**WHAT IS REQUIRED:**
Extract the listing in its entirety, keeping each line identical to the original.

**EXERCISE INPUT:**
++++++++++++++++++++

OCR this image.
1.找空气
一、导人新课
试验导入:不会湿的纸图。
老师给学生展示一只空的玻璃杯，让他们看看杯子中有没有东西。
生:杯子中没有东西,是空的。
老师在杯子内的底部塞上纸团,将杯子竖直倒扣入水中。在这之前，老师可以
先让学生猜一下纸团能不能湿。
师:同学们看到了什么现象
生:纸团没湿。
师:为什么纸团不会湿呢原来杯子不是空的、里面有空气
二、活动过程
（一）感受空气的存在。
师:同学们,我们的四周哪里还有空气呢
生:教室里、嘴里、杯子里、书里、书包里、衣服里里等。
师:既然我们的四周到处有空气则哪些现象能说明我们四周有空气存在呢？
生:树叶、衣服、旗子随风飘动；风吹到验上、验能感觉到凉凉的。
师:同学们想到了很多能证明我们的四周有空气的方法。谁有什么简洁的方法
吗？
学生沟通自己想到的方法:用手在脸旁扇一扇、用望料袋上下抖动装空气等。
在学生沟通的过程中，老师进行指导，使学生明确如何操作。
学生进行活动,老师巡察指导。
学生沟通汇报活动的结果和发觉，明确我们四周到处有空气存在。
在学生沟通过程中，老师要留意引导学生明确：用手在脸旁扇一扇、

++++++++++++++++++++

**EXERCISE ANSWER:**
OCR this image.
1.找空气
一、导人新课
试验导入:不会湿的纸图。
老师给学生展示一只空的玻璃杯，让他们看看杯子中有没有东西。
生:杯子中没有东西,是空的。
老师在杯子内的底部塞上纸团,将杯子竖直倒扣入水中。在这之前，老师可以
先让学生猜一下纸团能不能湿。
师:同学们看到了什么现象
生:纸团没湿。
师:为什么纸团不会湿呢原来杯子不是空的、里面有空气
二、活动过程
（一）感受空气的存在。
师:同学们,我们的四周哪里还有空气呢
生:教室里、嘴里、杯子里、书里、书包里、衣服里里等。
师:既然我们的四周到处有空气则哪些现象能说明我们四周有空气存在呢？
生:树叶、衣服、旗子随风飘动；风吹到验上、验能感觉到凉凉的。
师:同学们想到了很多能证明我们的四周有空气的方法。谁有什么简洁的方法
吗？
学生沟通自己想到的方法:用手在脸旁扇一扇、用望料袋上下抖动装空气等。
在学生沟通的过程中，老师进行指导，使学生明确如何操作。
学生进行活动,老师巡察指导。
学生沟通汇报活动的结果和发觉，明确我们四周到处有空气存在。
在学生沟通过程中，老师要留意引导学生明确：用手在脸旁扇一扇、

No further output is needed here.